**RECORDS FOR THIS EXERCISE**
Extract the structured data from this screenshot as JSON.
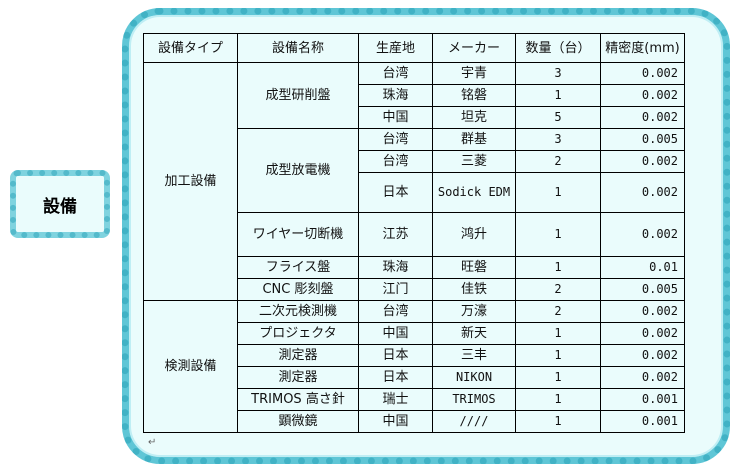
{
  "side_label": "設備",
  "headers": [
    "設備タイプ",
    "設備名称",
    "生産地",
    "メーカー",
    "数量（台）",
    "精密度(mm)"
  ],
  "groups": [
    {
      "type": "加工設備",
      "equipment": [
        {
          "name": "成型研削盤",
          "rows": [
            [
              "台湾",
              "宇青",
              "3",
              "0.002"
            ],
            [
              "珠海",
              "铭磐",
              "1",
              "0.002"
            ],
            [
              "中国",
              "坦克",
              "5",
              "0.002"
            ]
          ]
        },
        {
          "name": "成型放電機",
          "rows": [
            [
              "台湾",
              "群基",
              "3",
              "0.005"
            ],
            [
              "台湾",
              "三菱",
              "2",
              "0.002"
            ],
            [
              "日本",
              "Sodick EDM",
              "1",
              "0.002"
            ]
          ]
        },
        {
          "name": "ワイヤー切断機",
          "rows": [
            [
              "江苏",
              "鸿升",
              "1",
              "0.002"
            ]
          ]
        },
        {
          "name": "フライス盤",
          "rows": [
            [
              "珠海",
              "旺磐",
              "1",
              "0.01"
            ]
          ]
        },
        {
          "name": "CNC 彫刻盤",
          "rows": [
            [
              "江门",
              "佳铁",
              "2",
              "0.005"
            ]
          ]
        }
      ]
    },
    {
      "type": "検測設備",
      "equipment": [
        {
          "name": "二次元検測機",
          "rows": [
            [
              "台湾",
              "万濠",
              "2",
              "0.002"
            ]
          ]
        },
        {
          "name": "プロジェクタ",
          "rows": [
            [
              "中国",
              "新天",
              "1",
              "0.002"
            ]
          ]
        },
        {
          "name": "測定器",
          "rows": [
            [
              "日本",
              "三丰",
              "1",
              "0.002"
            ]
          ]
        },
        {
          "name": "測定器",
          "rows": [
            [
              "日本",
              "NIKON",
              "1",
              "0.002"
            ]
          ]
        },
        {
          "name": "TRIMOS 高さ針",
          "rows": [
            [
              "瑞士",
              "TRIMOS",
              "1",
              "0.001"
            ]
          ]
        },
        {
          "name": "顕微鏡",
          "rows": [
            [
              "中国",
              "////",
              "1",
              "0.001"
            ]
          ]
        }
      ]
    }
  ],
  "colors": {
    "frame": "#5fc6d6",
    "fill": "#eafcfc"
  }
}
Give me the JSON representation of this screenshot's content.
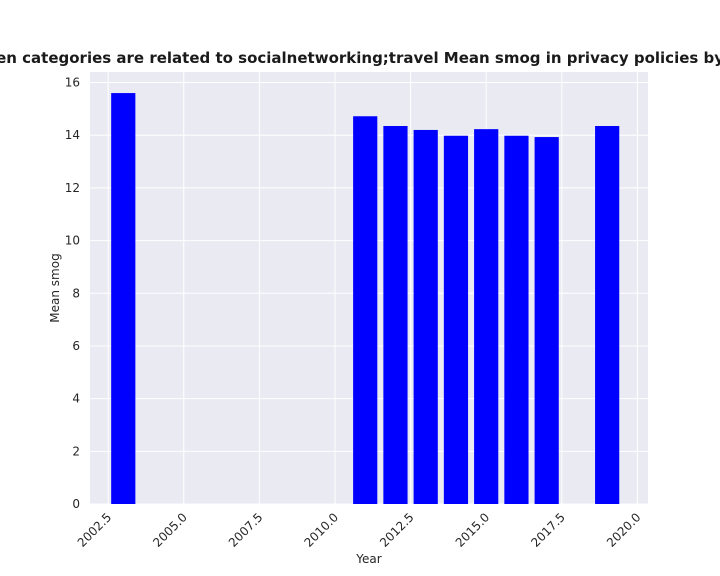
{
  "chart_data": {
    "type": "bar",
    "title": "when categories are related to socialnetworking;travel Mean smog in privacy policies by Year",
    "xlabel": "Year",
    "ylabel": "Mean smog",
    "x": [
      2003,
      2011,
      2012,
      2013,
      2014,
      2015,
      2016,
      2017,
      2019
    ],
    "values": [
      15.6,
      14.72,
      14.35,
      14.2,
      13.98,
      14.23,
      13.98,
      13.93,
      14.35
    ],
    "xlim": [
      2001.9,
      2020.35
    ],
    "ylim": [
      0,
      16.4
    ],
    "xticks": [
      2002.5,
      2005.0,
      2007.5,
      2010.0,
      2012.5,
      2015.0,
      2017.5,
      2020.0
    ],
    "xtick_labels": [
      "2002.5",
      "2005.0",
      "2007.5",
      "2010.0",
      "2012.5",
      "2015.0",
      "2017.5",
      "2020.0"
    ],
    "yticks": [
      0,
      2,
      4,
      6,
      8,
      10,
      12,
      14,
      16
    ],
    "ytick_labels": [
      "0",
      "2",
      "4",
      "6",
      "8",
      "10",
      "12",
      "14",
      "16"
    ],
    "bar_color": "#0000ff",
    "background_color": "#eaeaf2",
    "grid": true
  }
}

**DIRECTIONS**
Omit the pictures. Output every record above word for word.

**THE OUTPUT**
Extract the structured data from this screenshot as JSON.
{
  "side_label": "設備",
  "headers": [
    "設備タイプ",
    "設備名称",
    "生産地",
    "メーカー",
    "数量（台）",
    "精密度(mm)"
  ],
  "groups": [
    {
      "type": "加工設備",
      "equipment": [
        {
          "name": "成型研削盤",
          "rows": [
            [
              "台湾",
              "宇青",
              "3",
              "0.002"
            ],
            [
              "珠海",
              "铭磐",
              "1",
              "0.002"
            ],
            [
              "中国",
              "坦克",
              "5",
              "0.002"
            ]
          ]
        },
        {
          "name": "成型放電機",
          "rows": [
            [
              "台湾",
              "群基",
              "3",
              "0.005"
            ],
            [
              "台湾",
              "三菱",
              "2",
              "0.002"
            ],
            [
              "日本",
              "Sodick EDM",
              "1",
              "0.002"
            ]
          ]
        },
        {
          "name": "ワイヤー切断機",
          "rows": [
            [
              "江苏",
              "鸿升",
              "1",
              "0.002"
            ]
          ]
        },
        {
          "name": "フライス盤",
          "rows": [
            [
              "珠海",
              "旺磐",
              "1",
              "0.01"
            ]
          ]
        },
        {
          "name": "CNC 彫刻盤",
          "rows": [
            [
              "江门",
              "佳铁",
              "2",
              "0.005"
            ]
          ]
        }
      ]
    },
    {
      "type": "検測設備",
      "equipment": [
        {
          "name": "二次元検測機",
          "rows": [
            [
              "台湾",
              "万濠",
              "2",
              "0.002"
            ]
          ]
        },
        {
          "name": "プロジェクタ",
          "rows": [
            [
              "中国",
              "新天",
              "1",
              "0.002"
            ]
          ]
        },
        {
          "name": "測定器",
          "rows": [
            [
              "日本",
              "三丰",
              "1",
              "0.002"
            ]
          ]
        },
        {
          "name": "測定器",
          "rows": [
            [
              "日本",
              "NIKON",
              "1",
              "0.002"
            ]
          ]
        },
        {
          "name": "TRIMOS 高さ針",
          "rows": [
            [
              "瑞士",
              "TRIMOS",
              "1",
              "0.001"
            ]
          ]
        },
        {
          "name": "顕微鏡",
          "rows": [
            [
              "中国",
              "////",
              "1",
              "0.001"
            ]
          ]
        }
      ]
    }
  ],
  "colors": {
    "frame": "#5fc6d6",
    "fill": "#eafcfc"
  }
}
Give me the JSON representation of this screenshot's content.
{
  "chart_data": {
    "type": "bar",
    "title": "when categories are related to socialnetworking;travel Mean smog in privacy policies by Year",
    "xlabel": "Year",
    "ylabel": "Mean smog",
    "x": [
      2003,
      2011,
      2012,
      2013,
      2014,
      2015,
      2016,
      2017,
      2019
    ],
    "values": [
      15.6,
      14.72,
      14.35,
      14.2,
      13.98,
      14.23,
      13.98,
      13.93,
      14.35
    ],
    "xlim": [
      2001.9,
      2020.35
    ],
    "ylim": [
      0,
      16.4
    ],
    "xticks": [
      2002.5,
      2005.0,
      2007.5,
      2010.0,
      2012.5,
      2015.0,
      2017.5,
      2020.0
    ],
    "xtick_labels": [
      "2002.5",
      "2005.0",
      "2007.5",
      "2010.0",
      "2012.5",
      "2015.0",
      "2017.5",
      "2020.0"
    ],
    "yticks": [
      0,
      2,
      4,
      6,
      8,
      10,
      12,
      14,
      16
    ],
    "ytick_labels": [
      "0",
      "2",
      "4",
      "6",
      "8",
      "10",
      "12",
      "14",
      "16"
    ],
    "bar_color": "#0000ff",
    "background_color": "#eaeaf2",
    "grid": true
  }
}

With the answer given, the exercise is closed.